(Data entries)
····················

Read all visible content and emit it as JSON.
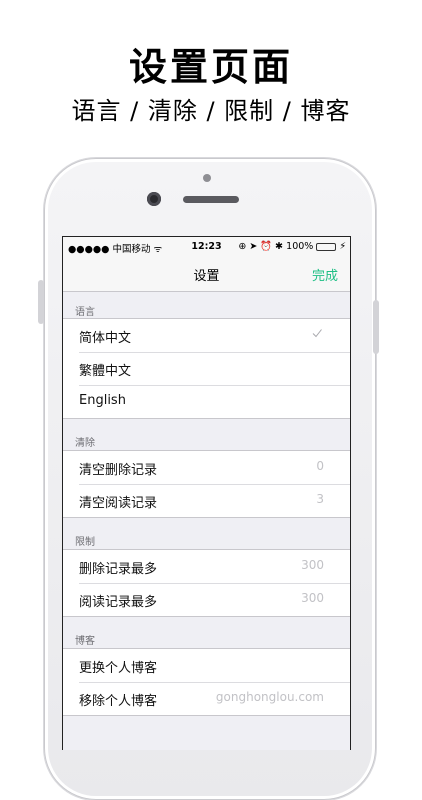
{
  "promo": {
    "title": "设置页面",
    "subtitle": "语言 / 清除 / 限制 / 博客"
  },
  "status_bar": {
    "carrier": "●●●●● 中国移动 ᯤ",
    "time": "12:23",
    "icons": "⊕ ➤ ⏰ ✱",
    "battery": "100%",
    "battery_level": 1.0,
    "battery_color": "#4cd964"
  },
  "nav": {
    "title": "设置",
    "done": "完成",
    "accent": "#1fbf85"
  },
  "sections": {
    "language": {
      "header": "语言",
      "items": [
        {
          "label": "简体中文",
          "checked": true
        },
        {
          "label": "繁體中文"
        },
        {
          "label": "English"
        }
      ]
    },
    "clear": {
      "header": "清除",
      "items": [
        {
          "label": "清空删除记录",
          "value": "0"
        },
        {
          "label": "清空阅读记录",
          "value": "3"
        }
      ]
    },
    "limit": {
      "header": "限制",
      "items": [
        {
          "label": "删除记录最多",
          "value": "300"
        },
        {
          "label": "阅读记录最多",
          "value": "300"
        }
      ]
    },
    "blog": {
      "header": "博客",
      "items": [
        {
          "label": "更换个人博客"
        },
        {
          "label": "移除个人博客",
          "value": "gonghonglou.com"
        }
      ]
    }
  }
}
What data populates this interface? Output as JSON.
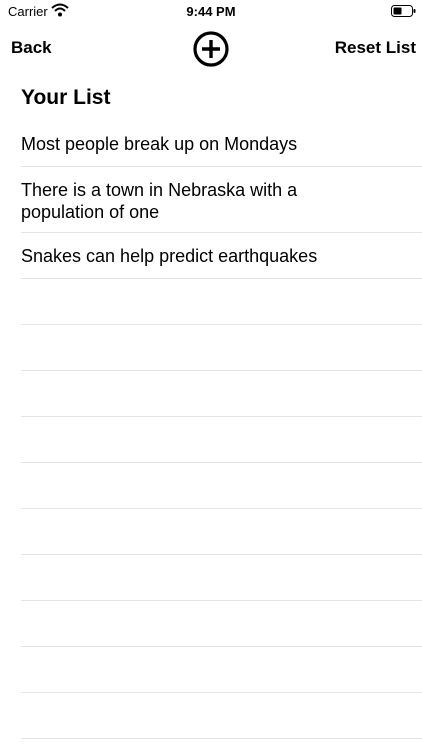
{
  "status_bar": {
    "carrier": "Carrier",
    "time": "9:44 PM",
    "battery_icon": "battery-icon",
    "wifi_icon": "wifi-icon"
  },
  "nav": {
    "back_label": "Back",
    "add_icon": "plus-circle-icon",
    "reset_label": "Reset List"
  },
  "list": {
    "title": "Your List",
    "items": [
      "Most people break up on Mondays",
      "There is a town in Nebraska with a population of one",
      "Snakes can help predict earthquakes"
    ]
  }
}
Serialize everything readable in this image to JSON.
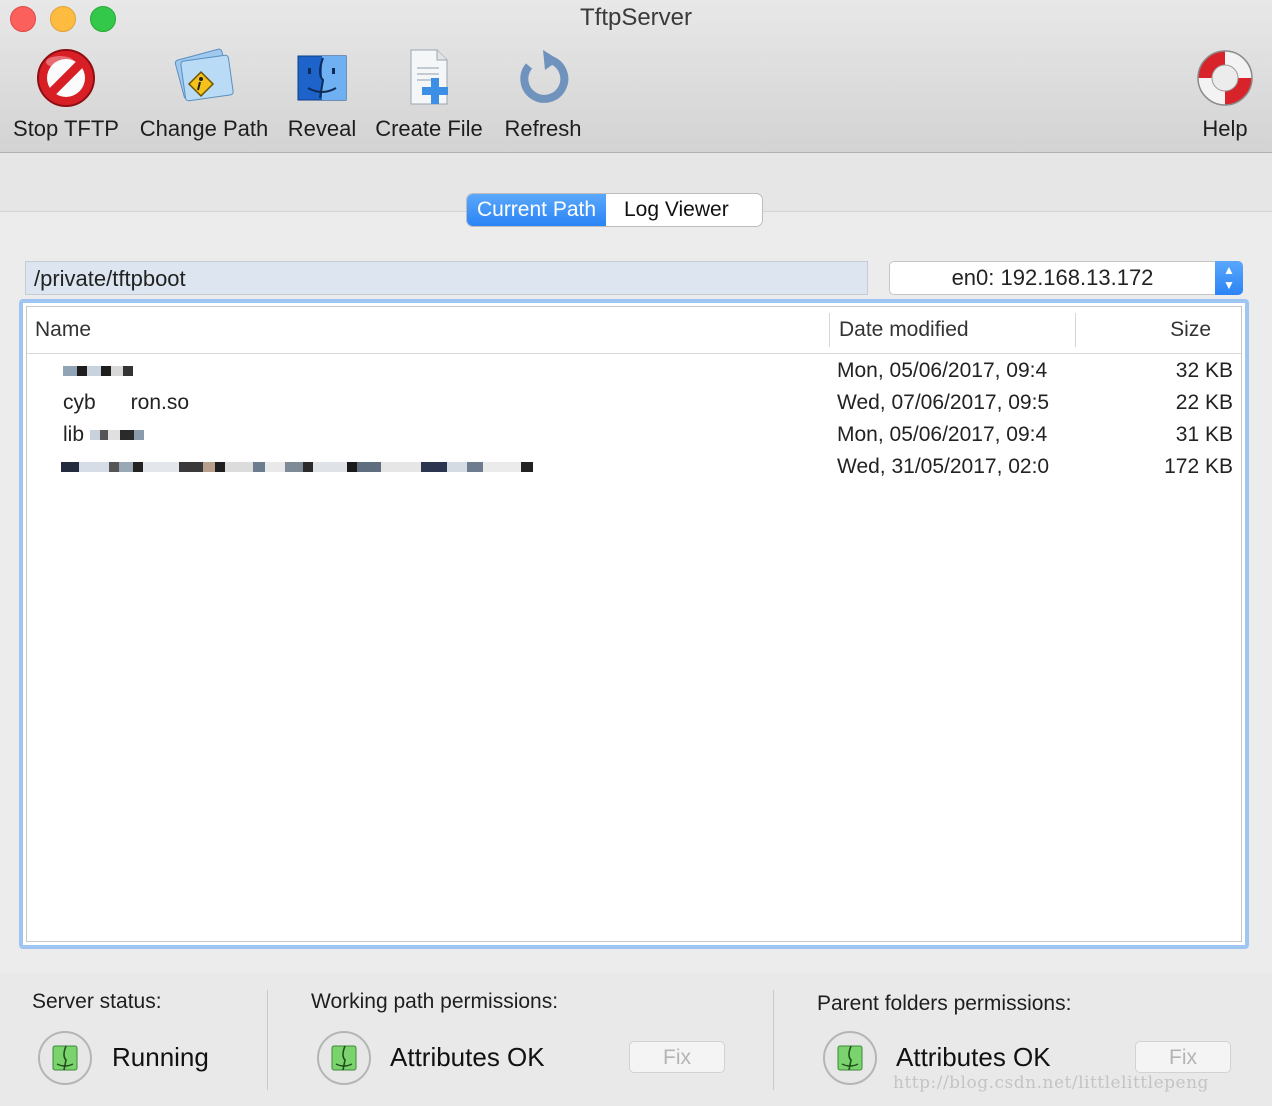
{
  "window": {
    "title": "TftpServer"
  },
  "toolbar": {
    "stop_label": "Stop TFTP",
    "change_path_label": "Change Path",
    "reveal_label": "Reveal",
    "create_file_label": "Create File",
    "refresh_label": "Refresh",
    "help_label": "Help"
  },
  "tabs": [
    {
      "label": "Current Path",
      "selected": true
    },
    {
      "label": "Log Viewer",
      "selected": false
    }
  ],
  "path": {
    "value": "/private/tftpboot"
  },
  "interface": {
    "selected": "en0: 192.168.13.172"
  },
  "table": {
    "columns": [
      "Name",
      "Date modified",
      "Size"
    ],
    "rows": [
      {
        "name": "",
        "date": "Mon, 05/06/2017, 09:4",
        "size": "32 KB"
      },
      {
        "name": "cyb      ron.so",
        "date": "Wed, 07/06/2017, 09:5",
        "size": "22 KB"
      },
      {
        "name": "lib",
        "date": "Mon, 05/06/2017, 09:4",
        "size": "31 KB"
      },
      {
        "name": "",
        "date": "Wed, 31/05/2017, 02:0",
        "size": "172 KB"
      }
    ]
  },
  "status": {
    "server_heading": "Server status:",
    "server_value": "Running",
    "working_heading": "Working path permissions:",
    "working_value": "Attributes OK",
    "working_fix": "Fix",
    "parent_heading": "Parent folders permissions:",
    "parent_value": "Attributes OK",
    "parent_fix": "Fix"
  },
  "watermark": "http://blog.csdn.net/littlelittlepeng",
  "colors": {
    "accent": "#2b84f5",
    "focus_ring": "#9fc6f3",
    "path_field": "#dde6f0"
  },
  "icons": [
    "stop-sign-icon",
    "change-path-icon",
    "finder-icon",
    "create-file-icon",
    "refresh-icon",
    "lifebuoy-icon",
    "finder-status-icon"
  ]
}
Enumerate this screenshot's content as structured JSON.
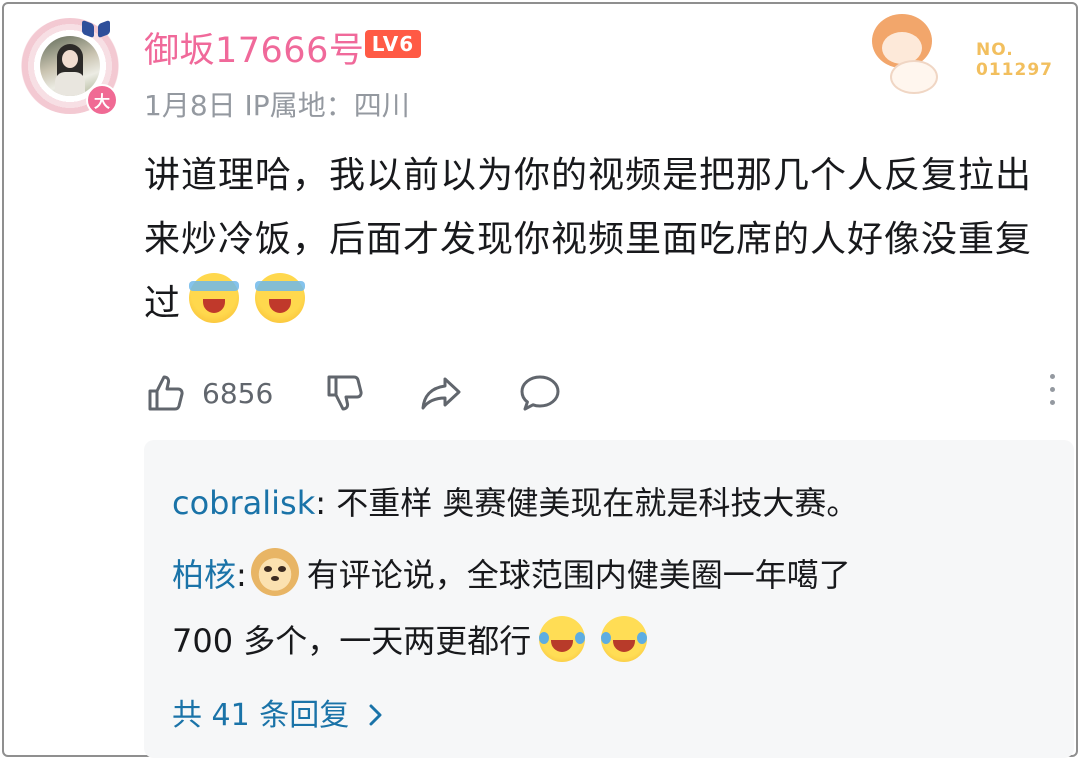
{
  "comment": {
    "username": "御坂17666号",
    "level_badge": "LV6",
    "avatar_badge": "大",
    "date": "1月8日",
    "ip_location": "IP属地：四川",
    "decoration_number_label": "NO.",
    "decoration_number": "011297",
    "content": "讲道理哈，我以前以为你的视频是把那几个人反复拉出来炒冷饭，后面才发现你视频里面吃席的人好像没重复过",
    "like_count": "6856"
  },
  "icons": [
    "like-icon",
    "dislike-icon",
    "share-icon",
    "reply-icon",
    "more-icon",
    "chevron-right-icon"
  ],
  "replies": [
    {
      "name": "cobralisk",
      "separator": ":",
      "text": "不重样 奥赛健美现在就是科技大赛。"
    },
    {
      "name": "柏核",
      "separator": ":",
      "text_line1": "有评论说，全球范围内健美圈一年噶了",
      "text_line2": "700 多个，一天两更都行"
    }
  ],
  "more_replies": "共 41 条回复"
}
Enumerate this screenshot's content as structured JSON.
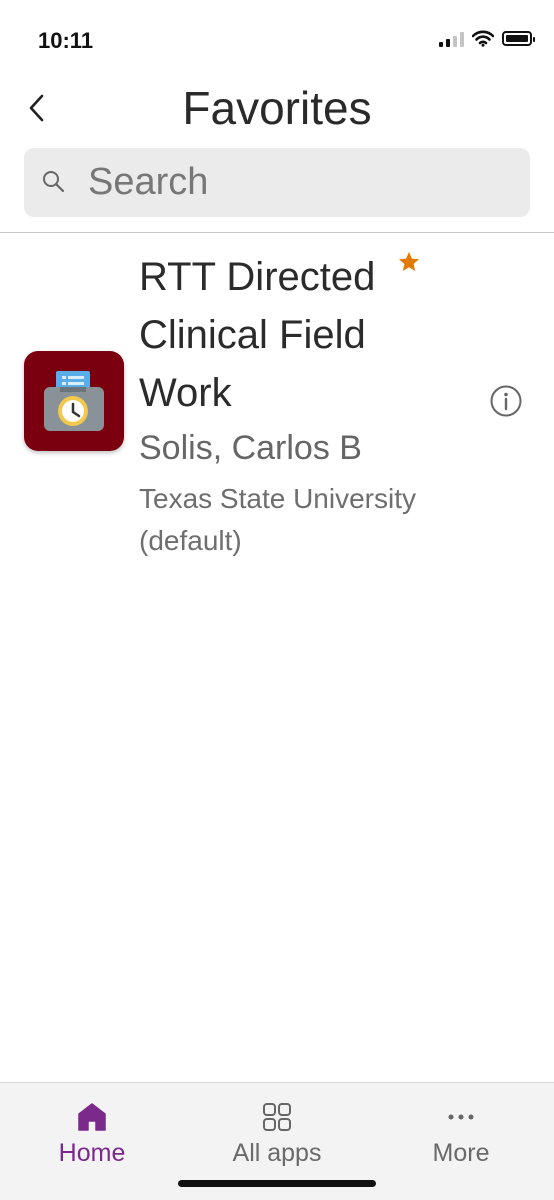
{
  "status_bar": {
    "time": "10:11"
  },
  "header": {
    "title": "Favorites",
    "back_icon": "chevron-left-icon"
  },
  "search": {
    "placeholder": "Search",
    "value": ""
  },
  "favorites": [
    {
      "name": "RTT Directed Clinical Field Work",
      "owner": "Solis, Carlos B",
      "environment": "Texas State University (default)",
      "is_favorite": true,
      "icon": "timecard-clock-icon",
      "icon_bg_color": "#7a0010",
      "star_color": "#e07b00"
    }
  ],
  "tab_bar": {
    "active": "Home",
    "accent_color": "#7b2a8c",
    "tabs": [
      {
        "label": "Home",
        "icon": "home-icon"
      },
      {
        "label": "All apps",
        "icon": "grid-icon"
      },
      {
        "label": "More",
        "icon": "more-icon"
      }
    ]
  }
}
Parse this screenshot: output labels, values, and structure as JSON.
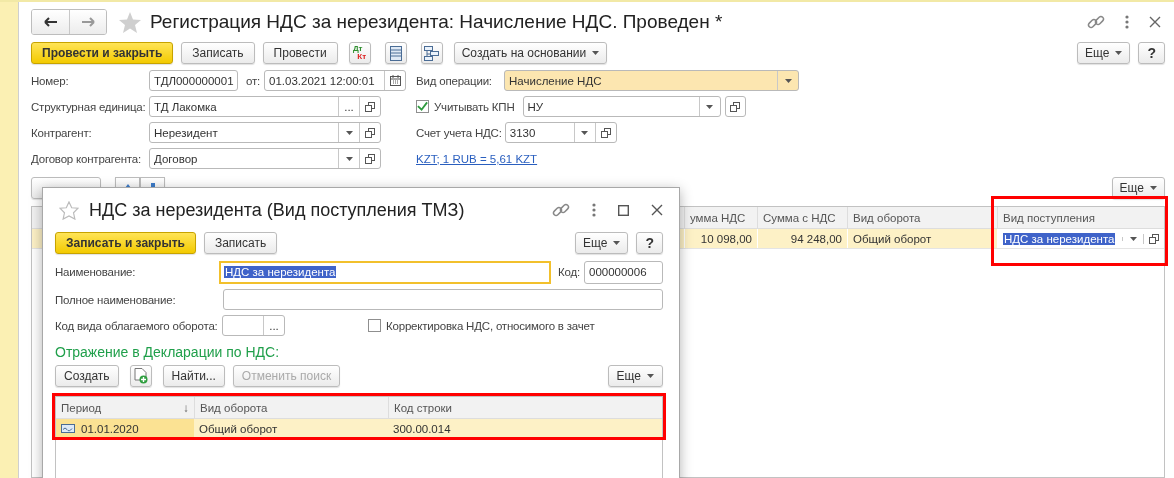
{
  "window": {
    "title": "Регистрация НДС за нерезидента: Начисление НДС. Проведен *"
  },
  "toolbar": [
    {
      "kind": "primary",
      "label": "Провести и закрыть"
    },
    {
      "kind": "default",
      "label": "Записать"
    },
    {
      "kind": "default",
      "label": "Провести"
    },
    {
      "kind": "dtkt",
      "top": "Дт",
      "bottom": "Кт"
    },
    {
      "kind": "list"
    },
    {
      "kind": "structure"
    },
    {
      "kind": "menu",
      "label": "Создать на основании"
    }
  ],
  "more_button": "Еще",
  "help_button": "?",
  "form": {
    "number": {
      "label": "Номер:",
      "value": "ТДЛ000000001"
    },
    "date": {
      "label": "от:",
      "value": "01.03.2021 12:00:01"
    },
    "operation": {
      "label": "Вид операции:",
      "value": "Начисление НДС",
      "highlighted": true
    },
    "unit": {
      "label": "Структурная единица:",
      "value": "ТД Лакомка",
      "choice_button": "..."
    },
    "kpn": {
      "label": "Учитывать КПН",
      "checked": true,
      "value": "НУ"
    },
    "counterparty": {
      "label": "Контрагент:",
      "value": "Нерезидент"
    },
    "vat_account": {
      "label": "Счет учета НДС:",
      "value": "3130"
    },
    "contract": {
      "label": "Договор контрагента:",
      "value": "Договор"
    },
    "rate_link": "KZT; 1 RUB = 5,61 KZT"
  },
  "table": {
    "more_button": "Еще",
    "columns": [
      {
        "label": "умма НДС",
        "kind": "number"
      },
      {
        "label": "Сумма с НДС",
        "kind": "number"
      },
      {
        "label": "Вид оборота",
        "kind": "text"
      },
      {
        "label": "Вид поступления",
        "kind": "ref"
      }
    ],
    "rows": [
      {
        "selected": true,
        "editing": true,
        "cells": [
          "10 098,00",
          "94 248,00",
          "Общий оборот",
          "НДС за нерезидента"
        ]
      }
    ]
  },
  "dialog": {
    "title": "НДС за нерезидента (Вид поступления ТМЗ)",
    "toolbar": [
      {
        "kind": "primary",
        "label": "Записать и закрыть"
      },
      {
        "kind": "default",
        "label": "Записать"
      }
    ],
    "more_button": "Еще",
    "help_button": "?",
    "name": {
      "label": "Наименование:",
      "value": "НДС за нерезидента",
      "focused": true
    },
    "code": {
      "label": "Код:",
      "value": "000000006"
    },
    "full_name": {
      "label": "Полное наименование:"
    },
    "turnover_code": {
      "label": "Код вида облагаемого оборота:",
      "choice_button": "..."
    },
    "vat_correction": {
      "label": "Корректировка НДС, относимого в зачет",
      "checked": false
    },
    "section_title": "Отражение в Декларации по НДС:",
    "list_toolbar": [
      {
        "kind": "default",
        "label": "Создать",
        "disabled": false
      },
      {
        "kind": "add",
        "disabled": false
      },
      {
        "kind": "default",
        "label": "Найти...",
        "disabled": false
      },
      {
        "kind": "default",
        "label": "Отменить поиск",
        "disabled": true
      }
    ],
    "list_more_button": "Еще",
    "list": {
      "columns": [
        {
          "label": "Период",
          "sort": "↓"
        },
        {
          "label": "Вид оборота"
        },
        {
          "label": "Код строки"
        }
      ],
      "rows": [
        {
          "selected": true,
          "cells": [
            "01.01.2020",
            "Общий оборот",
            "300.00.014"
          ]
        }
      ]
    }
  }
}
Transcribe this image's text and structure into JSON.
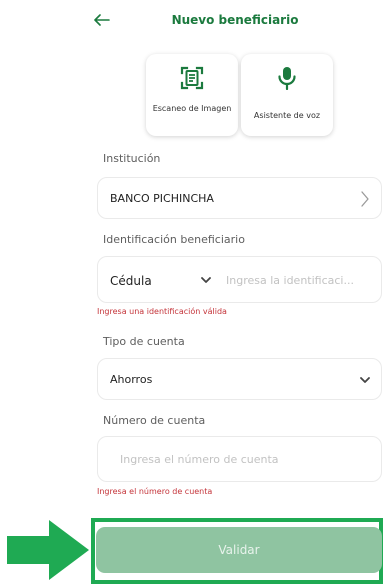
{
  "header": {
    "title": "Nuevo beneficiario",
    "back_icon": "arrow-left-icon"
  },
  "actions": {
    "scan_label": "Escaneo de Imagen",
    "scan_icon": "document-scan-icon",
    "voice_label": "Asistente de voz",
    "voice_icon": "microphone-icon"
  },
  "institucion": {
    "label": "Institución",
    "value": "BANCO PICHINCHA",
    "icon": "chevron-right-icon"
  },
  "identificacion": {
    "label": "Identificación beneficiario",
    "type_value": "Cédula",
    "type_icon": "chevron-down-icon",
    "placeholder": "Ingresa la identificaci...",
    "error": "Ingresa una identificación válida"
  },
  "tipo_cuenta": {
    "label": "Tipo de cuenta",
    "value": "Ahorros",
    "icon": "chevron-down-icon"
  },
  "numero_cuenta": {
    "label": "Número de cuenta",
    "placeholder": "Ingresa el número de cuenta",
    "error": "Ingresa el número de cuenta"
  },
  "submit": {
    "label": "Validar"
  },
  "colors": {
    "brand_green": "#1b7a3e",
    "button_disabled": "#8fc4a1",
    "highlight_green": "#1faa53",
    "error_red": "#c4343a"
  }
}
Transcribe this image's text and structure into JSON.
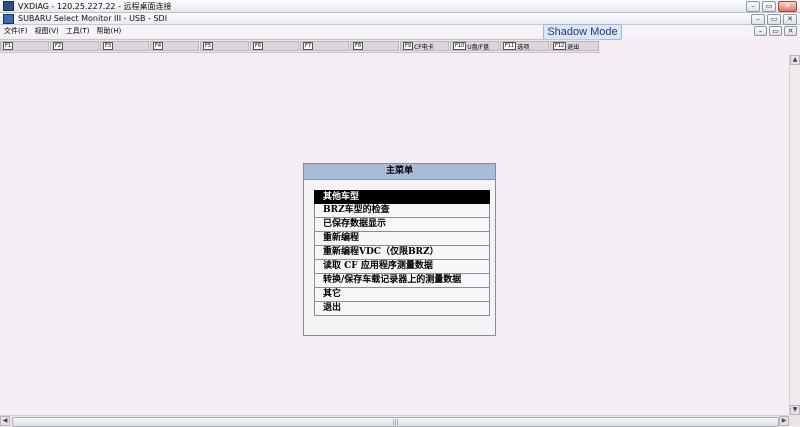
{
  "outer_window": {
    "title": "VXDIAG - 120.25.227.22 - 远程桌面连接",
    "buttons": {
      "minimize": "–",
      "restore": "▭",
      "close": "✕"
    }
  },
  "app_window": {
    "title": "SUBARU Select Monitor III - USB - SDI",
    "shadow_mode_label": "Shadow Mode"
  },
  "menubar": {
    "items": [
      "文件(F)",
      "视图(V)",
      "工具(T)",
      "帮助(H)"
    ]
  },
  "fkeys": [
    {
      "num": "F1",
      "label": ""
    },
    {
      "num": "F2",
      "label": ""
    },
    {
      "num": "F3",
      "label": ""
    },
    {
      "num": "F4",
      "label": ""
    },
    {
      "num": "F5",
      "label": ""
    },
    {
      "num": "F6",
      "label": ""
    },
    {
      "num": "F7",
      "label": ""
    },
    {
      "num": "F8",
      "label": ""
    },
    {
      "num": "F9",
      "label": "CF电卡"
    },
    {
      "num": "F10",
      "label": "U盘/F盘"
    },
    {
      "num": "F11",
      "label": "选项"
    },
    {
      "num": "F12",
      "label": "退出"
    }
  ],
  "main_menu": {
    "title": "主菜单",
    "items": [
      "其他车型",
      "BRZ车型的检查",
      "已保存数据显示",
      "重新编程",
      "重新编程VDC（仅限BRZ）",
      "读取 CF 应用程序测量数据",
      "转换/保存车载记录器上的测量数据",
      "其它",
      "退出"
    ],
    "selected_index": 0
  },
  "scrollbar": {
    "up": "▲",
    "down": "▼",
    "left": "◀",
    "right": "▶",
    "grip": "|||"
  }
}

····················

Pull out each line of the records holding the string "placeholder".

[Task response]
    "placeholder": "Search",
    "placeholder": "Ingresa la identificaci...",
    "placeholder": "Ingresa el número de cuenta",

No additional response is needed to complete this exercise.